_Exercise_
All entries should be output exactly as they stand.

_Dataset rows_

## Start

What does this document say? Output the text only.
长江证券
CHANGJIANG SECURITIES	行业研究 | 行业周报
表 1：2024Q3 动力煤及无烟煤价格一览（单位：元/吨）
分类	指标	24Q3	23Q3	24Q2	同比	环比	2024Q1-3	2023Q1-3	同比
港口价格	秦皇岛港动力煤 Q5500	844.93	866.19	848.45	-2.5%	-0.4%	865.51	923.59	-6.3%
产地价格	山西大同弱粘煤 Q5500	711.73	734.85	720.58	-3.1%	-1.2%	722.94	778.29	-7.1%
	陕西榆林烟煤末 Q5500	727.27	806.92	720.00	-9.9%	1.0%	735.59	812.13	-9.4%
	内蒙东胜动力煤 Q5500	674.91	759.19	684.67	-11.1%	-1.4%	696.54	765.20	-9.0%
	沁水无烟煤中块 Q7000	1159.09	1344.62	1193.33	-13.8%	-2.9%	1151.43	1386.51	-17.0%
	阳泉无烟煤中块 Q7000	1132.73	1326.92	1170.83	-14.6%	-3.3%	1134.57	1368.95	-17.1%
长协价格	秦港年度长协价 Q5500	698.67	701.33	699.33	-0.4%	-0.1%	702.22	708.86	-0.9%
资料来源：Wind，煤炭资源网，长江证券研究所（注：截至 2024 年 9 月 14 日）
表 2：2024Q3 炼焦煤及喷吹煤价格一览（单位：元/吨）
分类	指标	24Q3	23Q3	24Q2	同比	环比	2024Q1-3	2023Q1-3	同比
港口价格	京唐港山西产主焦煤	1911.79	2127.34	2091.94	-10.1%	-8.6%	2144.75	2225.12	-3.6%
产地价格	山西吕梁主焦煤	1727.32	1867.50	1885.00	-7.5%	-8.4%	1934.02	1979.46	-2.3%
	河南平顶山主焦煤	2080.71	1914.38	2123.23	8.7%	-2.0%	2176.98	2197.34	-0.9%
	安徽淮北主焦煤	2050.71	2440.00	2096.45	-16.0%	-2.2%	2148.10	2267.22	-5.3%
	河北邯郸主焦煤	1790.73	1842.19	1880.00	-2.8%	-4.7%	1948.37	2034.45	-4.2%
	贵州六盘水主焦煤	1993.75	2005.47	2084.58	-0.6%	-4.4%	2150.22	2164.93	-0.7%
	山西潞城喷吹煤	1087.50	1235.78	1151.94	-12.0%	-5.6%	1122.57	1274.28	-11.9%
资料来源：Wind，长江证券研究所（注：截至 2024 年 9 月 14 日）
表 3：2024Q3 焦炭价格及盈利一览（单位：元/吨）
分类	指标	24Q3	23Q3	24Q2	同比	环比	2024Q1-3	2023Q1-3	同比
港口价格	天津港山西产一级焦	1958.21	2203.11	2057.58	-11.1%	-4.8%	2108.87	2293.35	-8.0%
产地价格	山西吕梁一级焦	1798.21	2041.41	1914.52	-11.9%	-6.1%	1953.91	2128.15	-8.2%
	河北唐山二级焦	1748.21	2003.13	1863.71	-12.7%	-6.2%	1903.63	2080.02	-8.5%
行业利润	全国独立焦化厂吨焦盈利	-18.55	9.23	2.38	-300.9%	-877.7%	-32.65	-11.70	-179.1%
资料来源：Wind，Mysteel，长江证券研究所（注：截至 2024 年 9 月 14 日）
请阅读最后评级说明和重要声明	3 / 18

## End

_Exercise response_
What does this document say? Output the text only.
长江证券
CHANGJIANG SECURITIES	行业研究 | 行业周报
表 1：2024Q3 动力煤及无烟煤价格一览（单位：元/吨）
分类	指标	24Q3	23Q3	24Q2	同比	环比	2024Q1-3	2023Q1-3	同比
港口价格	秦皇岛港动力煤 Q5500	844.93	866.19	848.45	-2.5%	-0.4%	865.51	923.59	-6.3%
产地价格	山西大同弱粘煤 Q5500	711.73	734.85	720.58	-3.1%	-1.2%	722.94	778.29	-7.1%
	陕西榆林烟煤末 Q5500	727.27	806.92	720.00	-9.9%	1.0%	735.59	812.13	-9.4%
	内蒙东胜动力煤 Q5500	674.91	759.19	684.67	-11.1%	-1.4%	696.54	765.20	-9.0%
	沁水无烟煤中块 Q7000	1159.09	1344.62	1193.33	-13.8%	-2.9%	1151.43	1386.51	-17.0%
	阳泉无烟煤中块 Q7000	1132.73	1326.92	1170.83	-14.6%	-3.3%	1134.57	1368.95	-17.1%
长协价格	秦港年度长协价 Q5500	698.67	701.33	699.33	-0.4%	-0.1%	702.22	708.86	-0.9%
资料来源：Wind，煤炭资源网，长江证券研究所（注：截至 2024 年 9 月 14 日）
表 2：2024Q3 炼焦煤及喷吹煤价格一览（单位：元/吨）
分类	指标	24Q3	23Q3	24Q2	同比	环比	2024Q1-3	2023Q1-3	同比
港口价格	京唐港山西产主焦煤	1911.79	2127.34	2091.94	-10.1%	-8.6%	2144.75	2225.12	-3.6%
产地价格	山西吕梁主焦煤	1727.32	1867.50	1885.00	-7.5%	-8.4%	1934.02	1979.46	-2.3%
	河南平顶山主焦煤	2080.71	1914.38	2123.23	8.7%	-2.0%	2176.98	2197.34	-0.9%
	安徽淮北主焦煤	2050.71	2440.00	2096.45	-16.0%	-2.2%	2148.10	2267.22	-5.3%
	河北邯郸主焦煤	1790.73	1842.19	1880.00	-2.8%	-4.7%	1948.37	2034.45	-4.2%
	贵州六盘水主焦煤	1993.75	2005.47	2084.58	-0.6%	-4.4%	2150.22	2164.93	-0.7%
	山西潞城喷吹煤	1087.50	1235.78	1151.94	-12.0%	-5.6%	1122.57	1274.28	-11.9%
资料来源：Wind，长江证券研究所（注：截至 2024 年 9 月 14 日）
表 3：2024Q3 焦炭价格及盈利一览（单位：元/吨）
分类	指标	24Q3	23Q3	24Q2	同比	环比	2024Q1-3	2023Q1-3	同比
港口价格	天津港山西产一级焦	1958.21	2203.11	2057.58	-11.1%	-4.8%	2108.87	2293.35	-8.0%
产地价格	山西吕梁一级焦	1798.21	2041.41	1914.52	-11.9%	-6.1%	1953.91	2128.15	-8.2%
	河北唐山二级焦	1748.21	2003.13	1863.71	-12.7%	-6.2%	1903.63	2080.02	-8.5%
行业利润	全国独立焦化厂吨焦盈利	-18.55	9.23	2.38	-300.9%	-877.7%	-32.65	-11.70	-179.1%
资料来源：Wind，Mysteel，长江证券研究所（注：截至 2024 年 9 月 14 日）
请阅读最后评级说明和重要声明	3 / 18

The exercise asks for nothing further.